▶ _Provided entries_:
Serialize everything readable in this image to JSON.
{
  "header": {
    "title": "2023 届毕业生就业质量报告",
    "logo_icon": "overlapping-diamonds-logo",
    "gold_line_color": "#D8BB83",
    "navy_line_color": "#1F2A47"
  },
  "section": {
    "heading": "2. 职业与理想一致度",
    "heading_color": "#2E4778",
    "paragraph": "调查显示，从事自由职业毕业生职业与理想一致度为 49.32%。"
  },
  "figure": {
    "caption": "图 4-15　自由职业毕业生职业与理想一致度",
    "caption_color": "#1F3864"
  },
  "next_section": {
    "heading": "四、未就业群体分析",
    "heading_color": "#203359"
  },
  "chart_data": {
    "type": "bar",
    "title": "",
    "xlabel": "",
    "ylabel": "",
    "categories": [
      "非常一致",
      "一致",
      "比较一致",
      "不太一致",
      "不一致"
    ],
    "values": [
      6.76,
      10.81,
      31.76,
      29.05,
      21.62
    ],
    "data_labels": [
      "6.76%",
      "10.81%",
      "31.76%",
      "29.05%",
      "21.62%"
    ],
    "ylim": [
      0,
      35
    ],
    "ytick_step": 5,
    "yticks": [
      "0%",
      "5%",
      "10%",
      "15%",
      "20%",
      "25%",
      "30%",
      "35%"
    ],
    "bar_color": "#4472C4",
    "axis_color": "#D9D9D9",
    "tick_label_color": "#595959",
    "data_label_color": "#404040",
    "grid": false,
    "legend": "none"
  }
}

▶ _Goal_:
Copy all of the data. Keep every word exactly as it is.

▶ _Answer to this task_:
Serialize everything readable in this image to JSON.
{
  "header": {
    "title": "2023 届毕业生就业质量报告",
    "logo_icon": "overlapping-diamonds-logo",
    "gold_line_color": "#D8BB83",
    "navy_line_color": "#1F2A47"
  },
  "section": {
    "heading": "2. 职业与理想一致度",
    "heading_color": "#2E4778",
    "paragraph": "调查显示，从事自由职业毕业生职业与理想一致度为 49.32%。"
  },
  "figure": {
    "caption": "图 4-15　自由职业毕业生职业与理想一致度",
    "caption_color": "#1F3864"
  },
  "next_section": {
    "heading": "四、未就业群体分析",
    "heading_color": "#203359"
  },
  "chart_data": {
    "type": "bar",
    "title": "",
    "xlabel": "",
    "ylabel": "",
    "categories": [
      "非常一致",
      "一致",
      "比较一致",
      "不太一致",
      "不一致"
    ],
    "values": [
      6.76,
      10.81,
      31.76,
      29.05,
      21.62
    ],
    "data_labels": [
      "6.76%",
      "10.81%",
      "31.76%",
      "29.05%",
      "21.62%"
    ],
    "ylim": [
      0,
      35
    ],
    "ytick_step": 5,
    "yticks": [
      "0%",
      "5%",
      "10%",
      "15%",
      "20%",
      "25%",
      "30%",
      "35%"
    ],
    "bar_color": "#4472C4",
    "axis_color": "#D9D9D9",
    "tick_label_color": "#595959",
    "data_label_color": "#404040",
    "grid": false,
    "legend": "none"
  }
}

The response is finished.